§ **Set task**: Report how many lines of the listing below include the word "When". Give nothing but the number.

§ **Exercise materials**:
┄┄┄┄┄┄

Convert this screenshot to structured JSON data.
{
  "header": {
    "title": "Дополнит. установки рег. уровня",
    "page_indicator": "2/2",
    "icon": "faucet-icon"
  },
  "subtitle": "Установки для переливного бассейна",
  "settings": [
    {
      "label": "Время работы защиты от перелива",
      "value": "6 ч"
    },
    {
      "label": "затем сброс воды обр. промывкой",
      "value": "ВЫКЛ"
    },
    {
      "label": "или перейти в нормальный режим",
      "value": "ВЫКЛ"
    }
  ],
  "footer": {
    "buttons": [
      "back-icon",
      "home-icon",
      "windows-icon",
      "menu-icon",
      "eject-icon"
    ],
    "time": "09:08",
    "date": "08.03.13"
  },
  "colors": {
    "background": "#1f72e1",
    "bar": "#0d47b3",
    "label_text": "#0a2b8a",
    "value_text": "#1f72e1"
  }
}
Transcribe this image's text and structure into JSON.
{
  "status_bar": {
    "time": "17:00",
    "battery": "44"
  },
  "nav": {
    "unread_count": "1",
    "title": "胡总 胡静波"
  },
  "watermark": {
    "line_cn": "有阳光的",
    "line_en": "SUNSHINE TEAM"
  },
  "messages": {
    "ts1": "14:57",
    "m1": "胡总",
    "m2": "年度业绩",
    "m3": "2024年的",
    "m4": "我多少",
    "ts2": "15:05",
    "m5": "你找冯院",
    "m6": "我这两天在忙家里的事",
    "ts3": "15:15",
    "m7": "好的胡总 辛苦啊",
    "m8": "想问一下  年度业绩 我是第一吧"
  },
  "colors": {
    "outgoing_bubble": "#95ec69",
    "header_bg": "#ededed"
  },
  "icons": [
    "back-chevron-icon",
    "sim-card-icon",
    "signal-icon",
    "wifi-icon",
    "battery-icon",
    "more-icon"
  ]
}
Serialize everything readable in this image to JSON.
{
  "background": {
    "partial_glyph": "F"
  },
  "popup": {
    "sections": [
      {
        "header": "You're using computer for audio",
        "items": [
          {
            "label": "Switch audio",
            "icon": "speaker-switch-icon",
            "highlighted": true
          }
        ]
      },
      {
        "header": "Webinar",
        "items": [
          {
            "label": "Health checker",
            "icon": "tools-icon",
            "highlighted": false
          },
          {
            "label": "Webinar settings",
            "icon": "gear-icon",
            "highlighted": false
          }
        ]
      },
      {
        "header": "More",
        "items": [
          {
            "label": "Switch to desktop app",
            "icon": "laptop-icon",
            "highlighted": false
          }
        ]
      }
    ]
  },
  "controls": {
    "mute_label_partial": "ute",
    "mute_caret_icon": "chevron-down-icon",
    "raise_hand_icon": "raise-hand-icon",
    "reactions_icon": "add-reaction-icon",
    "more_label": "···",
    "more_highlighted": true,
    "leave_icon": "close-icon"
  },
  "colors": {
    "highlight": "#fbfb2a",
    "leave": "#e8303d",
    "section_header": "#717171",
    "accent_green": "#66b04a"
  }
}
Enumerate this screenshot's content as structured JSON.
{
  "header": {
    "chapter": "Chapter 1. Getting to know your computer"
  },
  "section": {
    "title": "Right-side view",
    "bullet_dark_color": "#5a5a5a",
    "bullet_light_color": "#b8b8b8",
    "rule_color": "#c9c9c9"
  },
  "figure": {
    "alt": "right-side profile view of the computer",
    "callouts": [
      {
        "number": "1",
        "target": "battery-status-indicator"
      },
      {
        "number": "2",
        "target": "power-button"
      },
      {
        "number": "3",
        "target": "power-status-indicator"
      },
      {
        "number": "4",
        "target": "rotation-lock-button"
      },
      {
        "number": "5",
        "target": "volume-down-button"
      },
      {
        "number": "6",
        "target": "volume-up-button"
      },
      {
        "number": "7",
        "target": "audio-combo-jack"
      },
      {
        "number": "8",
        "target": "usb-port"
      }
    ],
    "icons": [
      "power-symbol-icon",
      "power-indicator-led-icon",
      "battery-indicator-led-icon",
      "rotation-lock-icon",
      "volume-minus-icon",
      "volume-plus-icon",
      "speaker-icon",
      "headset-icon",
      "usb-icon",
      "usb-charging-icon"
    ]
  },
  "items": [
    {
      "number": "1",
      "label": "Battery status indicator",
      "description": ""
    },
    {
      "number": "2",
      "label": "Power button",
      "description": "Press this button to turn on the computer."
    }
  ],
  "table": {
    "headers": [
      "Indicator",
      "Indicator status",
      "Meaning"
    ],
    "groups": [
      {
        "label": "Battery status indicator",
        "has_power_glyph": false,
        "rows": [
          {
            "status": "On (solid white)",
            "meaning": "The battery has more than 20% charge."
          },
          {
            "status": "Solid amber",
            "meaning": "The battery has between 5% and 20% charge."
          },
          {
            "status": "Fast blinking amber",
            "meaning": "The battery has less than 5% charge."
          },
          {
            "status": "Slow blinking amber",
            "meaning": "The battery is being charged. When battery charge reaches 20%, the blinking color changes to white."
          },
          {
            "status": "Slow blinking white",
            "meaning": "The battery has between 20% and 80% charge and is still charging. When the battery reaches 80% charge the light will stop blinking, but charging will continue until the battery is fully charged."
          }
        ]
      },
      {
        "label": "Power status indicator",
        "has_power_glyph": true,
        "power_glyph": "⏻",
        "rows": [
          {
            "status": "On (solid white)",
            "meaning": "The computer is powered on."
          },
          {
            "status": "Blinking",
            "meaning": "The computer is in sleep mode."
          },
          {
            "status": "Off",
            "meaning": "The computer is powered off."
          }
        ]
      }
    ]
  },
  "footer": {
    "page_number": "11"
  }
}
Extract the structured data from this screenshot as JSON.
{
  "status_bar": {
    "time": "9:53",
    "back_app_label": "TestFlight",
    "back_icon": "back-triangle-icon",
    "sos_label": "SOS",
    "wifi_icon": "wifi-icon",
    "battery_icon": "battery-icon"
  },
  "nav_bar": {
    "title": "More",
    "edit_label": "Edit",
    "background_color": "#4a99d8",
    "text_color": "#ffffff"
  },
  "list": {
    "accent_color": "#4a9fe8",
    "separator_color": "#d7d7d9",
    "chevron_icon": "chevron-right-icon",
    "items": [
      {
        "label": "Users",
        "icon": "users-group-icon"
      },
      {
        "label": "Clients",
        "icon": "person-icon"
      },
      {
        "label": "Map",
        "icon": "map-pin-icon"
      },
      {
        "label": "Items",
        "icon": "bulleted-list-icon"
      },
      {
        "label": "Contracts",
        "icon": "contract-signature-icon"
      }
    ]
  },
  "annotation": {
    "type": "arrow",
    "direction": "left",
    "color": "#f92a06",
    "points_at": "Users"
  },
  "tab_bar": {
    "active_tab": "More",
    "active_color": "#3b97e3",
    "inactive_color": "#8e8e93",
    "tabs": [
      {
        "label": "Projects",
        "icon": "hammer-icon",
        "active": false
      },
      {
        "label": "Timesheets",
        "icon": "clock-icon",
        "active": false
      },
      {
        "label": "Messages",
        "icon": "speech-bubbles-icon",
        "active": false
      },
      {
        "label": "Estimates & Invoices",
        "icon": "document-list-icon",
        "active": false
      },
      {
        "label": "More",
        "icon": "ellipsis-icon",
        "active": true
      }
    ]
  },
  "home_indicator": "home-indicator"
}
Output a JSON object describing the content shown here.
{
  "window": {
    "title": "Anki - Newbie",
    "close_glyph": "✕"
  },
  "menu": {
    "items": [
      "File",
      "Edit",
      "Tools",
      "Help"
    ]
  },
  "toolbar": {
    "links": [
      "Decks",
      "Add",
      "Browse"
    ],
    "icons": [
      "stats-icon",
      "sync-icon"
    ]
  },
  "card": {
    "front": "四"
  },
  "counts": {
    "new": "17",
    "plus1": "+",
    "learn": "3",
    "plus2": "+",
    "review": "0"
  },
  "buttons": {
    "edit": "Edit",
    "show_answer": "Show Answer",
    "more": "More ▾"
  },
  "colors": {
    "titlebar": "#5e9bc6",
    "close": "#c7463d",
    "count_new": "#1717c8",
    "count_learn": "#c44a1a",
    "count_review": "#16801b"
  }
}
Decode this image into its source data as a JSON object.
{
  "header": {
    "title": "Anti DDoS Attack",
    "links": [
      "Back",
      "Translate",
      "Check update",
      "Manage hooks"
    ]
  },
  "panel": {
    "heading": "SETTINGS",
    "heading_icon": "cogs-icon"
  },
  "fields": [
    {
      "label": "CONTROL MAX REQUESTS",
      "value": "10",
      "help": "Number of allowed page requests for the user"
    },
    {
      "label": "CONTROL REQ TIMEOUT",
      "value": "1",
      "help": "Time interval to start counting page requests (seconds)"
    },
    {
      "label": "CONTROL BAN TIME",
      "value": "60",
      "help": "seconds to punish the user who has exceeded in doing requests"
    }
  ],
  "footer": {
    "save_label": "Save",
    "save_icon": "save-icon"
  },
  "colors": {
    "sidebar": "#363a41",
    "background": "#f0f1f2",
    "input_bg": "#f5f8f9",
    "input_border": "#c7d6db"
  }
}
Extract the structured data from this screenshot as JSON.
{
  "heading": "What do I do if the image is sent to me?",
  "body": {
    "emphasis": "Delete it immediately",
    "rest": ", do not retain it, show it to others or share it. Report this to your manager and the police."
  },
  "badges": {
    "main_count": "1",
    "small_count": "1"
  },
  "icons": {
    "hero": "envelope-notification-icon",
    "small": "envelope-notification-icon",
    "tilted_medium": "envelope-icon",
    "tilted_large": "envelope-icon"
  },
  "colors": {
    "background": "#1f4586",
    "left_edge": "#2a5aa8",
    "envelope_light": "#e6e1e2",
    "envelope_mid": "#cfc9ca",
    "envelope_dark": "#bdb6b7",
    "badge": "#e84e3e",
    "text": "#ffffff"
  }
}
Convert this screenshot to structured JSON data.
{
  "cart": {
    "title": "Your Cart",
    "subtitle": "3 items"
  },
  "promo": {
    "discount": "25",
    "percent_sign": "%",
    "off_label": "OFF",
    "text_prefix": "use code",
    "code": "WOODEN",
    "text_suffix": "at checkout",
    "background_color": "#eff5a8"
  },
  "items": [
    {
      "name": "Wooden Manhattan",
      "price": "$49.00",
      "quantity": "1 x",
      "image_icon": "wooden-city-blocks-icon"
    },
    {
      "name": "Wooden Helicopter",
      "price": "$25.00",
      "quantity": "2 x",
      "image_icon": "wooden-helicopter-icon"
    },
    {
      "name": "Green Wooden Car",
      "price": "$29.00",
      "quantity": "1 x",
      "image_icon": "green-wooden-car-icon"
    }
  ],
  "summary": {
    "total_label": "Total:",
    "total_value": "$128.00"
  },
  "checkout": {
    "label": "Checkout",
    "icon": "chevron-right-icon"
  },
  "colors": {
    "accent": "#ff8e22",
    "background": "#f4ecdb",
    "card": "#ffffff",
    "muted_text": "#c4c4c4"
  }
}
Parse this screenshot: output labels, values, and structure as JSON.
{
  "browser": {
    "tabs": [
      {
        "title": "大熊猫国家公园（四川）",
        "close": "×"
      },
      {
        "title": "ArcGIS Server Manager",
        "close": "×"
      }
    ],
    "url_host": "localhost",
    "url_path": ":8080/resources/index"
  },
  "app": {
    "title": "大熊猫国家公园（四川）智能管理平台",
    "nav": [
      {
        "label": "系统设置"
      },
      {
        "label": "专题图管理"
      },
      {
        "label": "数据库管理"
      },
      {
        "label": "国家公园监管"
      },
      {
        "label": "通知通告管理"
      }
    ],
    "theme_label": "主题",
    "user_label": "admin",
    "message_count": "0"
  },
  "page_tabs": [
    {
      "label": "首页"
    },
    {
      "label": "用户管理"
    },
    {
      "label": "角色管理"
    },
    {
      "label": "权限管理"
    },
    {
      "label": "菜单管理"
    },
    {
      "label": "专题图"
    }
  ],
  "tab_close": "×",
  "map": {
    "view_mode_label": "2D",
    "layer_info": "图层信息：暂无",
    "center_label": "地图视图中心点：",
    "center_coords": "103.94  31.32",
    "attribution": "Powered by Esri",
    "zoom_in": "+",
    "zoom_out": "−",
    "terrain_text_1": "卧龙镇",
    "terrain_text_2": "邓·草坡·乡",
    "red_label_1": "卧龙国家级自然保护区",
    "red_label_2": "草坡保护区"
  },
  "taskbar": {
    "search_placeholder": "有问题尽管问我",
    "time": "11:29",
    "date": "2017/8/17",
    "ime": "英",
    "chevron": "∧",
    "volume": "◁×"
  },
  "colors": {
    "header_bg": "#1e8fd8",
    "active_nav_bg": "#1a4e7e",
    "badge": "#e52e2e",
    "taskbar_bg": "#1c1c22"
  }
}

┄┄┄┄┄┄

§ **Result below**: 2